begin

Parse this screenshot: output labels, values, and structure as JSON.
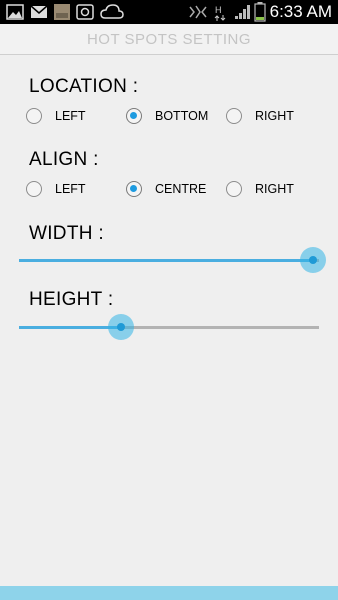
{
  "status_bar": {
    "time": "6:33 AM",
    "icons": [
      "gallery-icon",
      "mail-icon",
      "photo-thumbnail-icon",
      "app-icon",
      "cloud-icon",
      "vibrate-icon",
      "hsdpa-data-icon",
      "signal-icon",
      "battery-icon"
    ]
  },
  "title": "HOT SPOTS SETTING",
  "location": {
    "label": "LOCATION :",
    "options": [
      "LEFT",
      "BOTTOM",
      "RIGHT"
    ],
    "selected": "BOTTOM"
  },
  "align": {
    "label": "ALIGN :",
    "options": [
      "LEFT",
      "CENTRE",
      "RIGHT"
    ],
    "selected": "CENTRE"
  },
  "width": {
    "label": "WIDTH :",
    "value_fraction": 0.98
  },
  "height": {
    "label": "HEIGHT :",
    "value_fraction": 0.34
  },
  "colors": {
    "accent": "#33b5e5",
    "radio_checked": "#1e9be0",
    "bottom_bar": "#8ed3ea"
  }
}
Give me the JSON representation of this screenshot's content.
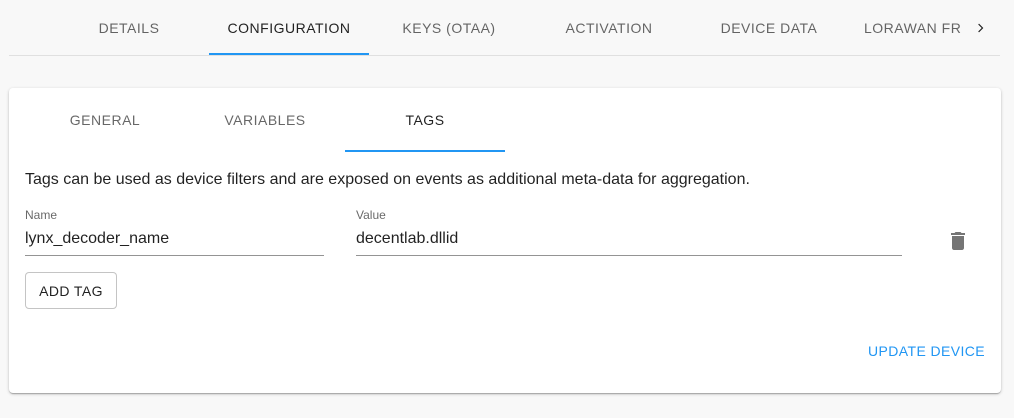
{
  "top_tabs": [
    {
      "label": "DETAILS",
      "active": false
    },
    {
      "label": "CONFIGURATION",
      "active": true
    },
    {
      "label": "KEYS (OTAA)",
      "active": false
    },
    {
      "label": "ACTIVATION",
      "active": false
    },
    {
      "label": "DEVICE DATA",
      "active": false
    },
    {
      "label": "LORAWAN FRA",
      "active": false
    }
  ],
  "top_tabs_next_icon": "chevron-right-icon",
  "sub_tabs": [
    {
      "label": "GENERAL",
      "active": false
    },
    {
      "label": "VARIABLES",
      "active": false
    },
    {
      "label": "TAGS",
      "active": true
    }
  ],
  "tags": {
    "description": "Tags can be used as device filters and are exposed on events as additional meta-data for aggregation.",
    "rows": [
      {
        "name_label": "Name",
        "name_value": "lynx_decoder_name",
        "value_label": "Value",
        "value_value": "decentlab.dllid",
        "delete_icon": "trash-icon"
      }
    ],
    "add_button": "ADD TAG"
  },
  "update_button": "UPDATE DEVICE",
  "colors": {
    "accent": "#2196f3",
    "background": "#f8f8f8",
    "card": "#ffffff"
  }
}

end
begin

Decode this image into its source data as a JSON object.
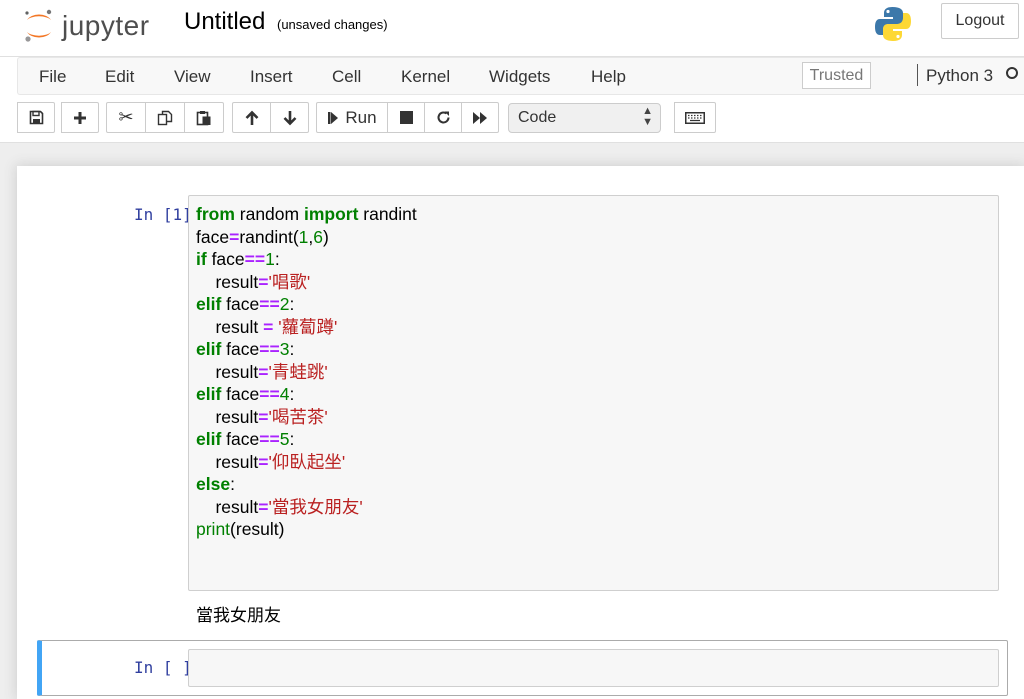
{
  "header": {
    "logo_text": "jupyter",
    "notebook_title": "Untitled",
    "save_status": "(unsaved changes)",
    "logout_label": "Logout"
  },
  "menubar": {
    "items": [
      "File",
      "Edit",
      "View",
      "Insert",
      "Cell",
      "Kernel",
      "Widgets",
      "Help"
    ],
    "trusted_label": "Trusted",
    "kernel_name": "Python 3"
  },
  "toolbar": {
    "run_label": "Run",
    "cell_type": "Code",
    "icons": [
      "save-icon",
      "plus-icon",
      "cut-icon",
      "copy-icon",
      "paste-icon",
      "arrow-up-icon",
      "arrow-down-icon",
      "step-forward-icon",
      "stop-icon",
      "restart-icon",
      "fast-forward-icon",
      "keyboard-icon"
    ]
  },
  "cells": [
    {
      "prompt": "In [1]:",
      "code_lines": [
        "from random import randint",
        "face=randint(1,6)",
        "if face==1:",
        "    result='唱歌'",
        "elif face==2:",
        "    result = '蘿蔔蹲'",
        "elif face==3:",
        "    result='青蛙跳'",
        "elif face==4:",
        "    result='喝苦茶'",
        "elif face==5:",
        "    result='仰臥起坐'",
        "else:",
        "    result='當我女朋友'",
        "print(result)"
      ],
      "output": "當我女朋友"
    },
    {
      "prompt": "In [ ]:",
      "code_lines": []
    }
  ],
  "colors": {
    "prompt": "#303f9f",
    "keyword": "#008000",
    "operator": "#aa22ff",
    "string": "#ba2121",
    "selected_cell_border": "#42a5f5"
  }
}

end

Given problem >>
Look through the data above. Each line containing the word "screenshot" needs to be copied.

Complete response >>
Parse this screenshot: output labels, values, and structure as JSON.
Give me the JSON representation of this screenshot's content.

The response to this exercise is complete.